» Bereitgestellter Auszug:
'''
Kein Wunder demnach, dass viele lieber draußen schlafen. Oder in verlassenen Häusern bzw. Autos oder in Zelten. In letzter Zeit ist die Polizei aber immer mehr gegen die Obdachlosen vorgegangen, berichtet Alex. So sei ein Auto, in dem zwei Obdachlose über ein Jahr lang übernachteten, kürzlich in Belval von der Polizei entfernt worden. Auch die Zelte der Unterschlupfsuchenden würden immer öfter von den Beamten einkassiert, zum Beispiel die unweit des Cactus-Parkplatzes in Lallingen.

Das sorgt für Unruhe, hinzu kommt in Esch die Unzufriedenheit über die Umstrukturierung der Streetworker und der Essensausgabe der „Stëmm vun der Strooss“. 50 Cents kostet dort ein Jeton für eine Mahlzeit, die Kapazität ist begrenzt. Auch gibt es nur mittags etwas. „Wo sollen die Obdachlosen das hernehmen, wenn nicht durch Betteln“, sagt Alex. Im Dezember hatte er mit Gleichgesinnten einen Protest vor dem Escher Rathaus organisiert. Weil die Streetworker der Gemeinde keine unverkauften Lebensmittel mehr verteilten. Und auch keine Essensmarken für die „Stëmm vun der Strooss“ oder Schlafsäcke. Der Grund, laut CSV-Bürgermeister Christian Weis: Das Angebot wurde von Menschen, die nicht in tiefster Not stecken, ausgenutzt.
'''
» Schriftliche Aufgabe 1: Tausche in den Einträgen vom Anfang bis einschließlich der Zeile mit „184, 386, 229]“ das Wort „Support“ gegen „Hilfe“ aus, und gib diese Zeilen sonst unverändert wieder.

Einträge zu Elementboxen
'''
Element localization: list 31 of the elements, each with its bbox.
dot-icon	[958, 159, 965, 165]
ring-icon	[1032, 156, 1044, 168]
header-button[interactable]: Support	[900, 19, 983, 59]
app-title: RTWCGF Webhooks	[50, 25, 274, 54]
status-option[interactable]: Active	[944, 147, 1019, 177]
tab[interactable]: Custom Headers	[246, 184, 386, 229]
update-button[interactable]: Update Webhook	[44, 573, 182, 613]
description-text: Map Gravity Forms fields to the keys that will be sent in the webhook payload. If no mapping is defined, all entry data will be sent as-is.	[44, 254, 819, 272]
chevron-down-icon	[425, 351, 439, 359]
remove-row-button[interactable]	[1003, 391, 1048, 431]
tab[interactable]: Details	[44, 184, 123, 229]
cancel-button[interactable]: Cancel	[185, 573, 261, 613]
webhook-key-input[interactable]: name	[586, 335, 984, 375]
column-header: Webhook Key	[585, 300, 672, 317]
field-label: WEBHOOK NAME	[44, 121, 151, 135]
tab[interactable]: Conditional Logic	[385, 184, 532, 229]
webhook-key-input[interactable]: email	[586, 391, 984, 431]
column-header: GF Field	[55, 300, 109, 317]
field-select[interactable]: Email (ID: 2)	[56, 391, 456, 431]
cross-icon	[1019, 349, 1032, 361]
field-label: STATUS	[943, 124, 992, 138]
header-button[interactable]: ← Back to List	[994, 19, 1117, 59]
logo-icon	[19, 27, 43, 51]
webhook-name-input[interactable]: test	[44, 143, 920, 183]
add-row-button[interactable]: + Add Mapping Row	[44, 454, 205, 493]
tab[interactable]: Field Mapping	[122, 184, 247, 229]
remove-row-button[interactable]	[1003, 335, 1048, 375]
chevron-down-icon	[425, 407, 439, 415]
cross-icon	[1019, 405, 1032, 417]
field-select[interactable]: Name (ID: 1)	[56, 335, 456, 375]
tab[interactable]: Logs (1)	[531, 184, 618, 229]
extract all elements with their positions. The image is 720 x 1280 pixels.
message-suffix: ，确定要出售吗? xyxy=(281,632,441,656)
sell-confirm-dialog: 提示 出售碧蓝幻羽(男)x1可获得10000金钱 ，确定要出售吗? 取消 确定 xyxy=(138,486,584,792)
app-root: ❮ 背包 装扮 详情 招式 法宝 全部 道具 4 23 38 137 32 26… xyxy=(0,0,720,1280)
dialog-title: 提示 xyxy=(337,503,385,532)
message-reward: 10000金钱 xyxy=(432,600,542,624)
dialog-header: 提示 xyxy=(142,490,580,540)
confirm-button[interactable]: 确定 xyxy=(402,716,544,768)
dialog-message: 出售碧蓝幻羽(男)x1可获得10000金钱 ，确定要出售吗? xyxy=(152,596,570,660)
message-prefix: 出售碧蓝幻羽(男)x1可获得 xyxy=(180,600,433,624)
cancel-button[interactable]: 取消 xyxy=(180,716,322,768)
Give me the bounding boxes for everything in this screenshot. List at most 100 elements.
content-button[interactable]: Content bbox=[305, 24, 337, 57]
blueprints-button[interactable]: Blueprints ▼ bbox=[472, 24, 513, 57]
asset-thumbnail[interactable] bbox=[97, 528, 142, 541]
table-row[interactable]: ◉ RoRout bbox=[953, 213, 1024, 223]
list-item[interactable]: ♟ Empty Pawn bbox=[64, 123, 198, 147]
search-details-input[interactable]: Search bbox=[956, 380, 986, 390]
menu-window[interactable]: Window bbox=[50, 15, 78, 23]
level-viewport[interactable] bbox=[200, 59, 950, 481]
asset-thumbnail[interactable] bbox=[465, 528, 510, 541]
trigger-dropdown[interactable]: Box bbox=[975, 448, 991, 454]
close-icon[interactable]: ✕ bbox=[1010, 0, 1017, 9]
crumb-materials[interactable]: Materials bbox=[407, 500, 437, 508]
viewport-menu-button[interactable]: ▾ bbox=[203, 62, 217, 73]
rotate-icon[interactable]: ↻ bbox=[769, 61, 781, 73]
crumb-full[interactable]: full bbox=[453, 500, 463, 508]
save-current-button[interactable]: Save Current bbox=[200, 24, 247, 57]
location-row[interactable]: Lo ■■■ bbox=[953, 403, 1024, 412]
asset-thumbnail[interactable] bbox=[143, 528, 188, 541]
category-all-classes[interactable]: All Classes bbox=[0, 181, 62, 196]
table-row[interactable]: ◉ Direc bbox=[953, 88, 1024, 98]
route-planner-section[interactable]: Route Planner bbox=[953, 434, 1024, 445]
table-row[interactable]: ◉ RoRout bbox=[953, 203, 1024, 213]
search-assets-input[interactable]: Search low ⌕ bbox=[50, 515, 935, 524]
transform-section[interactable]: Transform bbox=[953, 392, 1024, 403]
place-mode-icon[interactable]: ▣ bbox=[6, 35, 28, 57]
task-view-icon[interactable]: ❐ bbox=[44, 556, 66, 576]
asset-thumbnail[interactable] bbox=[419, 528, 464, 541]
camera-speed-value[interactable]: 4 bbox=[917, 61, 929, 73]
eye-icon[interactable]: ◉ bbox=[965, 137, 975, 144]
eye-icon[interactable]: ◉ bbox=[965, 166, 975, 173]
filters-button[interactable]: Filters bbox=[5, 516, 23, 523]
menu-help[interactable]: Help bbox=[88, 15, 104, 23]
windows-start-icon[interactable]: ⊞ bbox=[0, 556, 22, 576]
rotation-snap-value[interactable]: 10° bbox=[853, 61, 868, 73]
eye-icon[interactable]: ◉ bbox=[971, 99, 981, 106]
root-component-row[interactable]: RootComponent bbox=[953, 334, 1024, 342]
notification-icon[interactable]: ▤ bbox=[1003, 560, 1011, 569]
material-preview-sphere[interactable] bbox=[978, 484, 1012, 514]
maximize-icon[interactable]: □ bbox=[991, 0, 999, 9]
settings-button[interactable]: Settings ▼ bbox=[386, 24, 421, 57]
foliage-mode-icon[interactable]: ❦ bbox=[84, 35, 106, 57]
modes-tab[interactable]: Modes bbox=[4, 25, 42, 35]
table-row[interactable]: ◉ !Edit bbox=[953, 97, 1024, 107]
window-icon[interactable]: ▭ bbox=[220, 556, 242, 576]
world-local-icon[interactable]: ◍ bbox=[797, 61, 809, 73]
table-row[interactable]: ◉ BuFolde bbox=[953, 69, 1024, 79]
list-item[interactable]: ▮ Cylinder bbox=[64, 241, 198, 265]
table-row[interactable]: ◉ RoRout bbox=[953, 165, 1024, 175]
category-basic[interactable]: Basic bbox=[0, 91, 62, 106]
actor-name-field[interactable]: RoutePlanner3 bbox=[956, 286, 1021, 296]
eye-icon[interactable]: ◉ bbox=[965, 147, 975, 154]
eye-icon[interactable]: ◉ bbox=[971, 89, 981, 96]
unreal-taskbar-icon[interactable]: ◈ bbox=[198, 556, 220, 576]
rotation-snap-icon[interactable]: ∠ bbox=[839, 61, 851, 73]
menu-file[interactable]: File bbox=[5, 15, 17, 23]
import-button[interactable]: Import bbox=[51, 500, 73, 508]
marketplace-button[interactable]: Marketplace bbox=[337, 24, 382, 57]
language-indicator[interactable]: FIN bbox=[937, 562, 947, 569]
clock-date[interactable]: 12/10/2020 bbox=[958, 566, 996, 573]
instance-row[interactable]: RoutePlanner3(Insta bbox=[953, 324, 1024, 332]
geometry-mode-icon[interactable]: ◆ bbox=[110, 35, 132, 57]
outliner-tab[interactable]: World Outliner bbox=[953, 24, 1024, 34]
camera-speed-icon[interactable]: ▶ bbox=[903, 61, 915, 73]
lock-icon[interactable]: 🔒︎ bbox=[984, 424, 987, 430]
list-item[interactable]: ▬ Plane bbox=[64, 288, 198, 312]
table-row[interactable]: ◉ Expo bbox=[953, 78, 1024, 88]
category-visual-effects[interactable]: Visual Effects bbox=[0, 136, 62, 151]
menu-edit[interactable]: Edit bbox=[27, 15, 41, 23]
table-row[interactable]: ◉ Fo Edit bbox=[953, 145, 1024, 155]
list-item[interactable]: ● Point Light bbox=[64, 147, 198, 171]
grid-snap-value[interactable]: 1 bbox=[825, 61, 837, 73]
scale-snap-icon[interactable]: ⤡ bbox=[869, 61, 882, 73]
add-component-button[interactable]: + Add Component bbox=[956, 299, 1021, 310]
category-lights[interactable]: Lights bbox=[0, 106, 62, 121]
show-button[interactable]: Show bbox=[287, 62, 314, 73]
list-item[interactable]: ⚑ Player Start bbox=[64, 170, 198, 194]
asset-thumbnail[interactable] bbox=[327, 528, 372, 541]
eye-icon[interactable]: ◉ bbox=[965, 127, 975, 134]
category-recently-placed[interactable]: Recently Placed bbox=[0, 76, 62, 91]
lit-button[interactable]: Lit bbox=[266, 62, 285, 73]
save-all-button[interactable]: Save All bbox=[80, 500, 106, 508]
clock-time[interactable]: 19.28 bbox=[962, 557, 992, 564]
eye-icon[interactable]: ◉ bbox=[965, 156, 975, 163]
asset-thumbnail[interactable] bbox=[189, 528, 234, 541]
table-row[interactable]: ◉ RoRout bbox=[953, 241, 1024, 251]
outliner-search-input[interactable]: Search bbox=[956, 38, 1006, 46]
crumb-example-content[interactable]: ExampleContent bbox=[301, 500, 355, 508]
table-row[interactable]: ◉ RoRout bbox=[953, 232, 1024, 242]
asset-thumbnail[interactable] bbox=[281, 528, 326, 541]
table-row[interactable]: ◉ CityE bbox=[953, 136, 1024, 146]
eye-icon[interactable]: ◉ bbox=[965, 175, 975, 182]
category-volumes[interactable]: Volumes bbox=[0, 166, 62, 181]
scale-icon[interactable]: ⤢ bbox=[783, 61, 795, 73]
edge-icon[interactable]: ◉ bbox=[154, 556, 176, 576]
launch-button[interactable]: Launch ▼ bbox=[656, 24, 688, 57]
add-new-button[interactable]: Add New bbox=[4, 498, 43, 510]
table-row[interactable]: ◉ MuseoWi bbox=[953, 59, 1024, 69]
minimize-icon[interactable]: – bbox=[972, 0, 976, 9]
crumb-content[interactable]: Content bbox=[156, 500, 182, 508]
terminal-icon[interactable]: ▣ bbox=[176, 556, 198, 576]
'''
» Schriftliche Aufgabe 2: Wie viel kostet laut dem Auszug über Obdachlose in Esch ein Jeton für eine Mahlzeit bei der „Stëmm vun der Strooss“?

» Lösung der Übung 1:
Element localization: list 31 of the elements, each with its bbox.
dot-icon	[958, 159, 965, 165]
ring-icon	[1032, 156, 1044, 168]
header-button[interactable]: Hilfe	[900, 19, 983, 59]
app-title: RTWCGF Webhooks	[50, 25, 274, 54]
status-option[interactable]: Active	[944, 147, 1019, 177]
tab[interactable]: Custom Headers	[246, 184, 386, 229]

» Lösung der Übung 2: Ein Jeton kostet 50 Cents.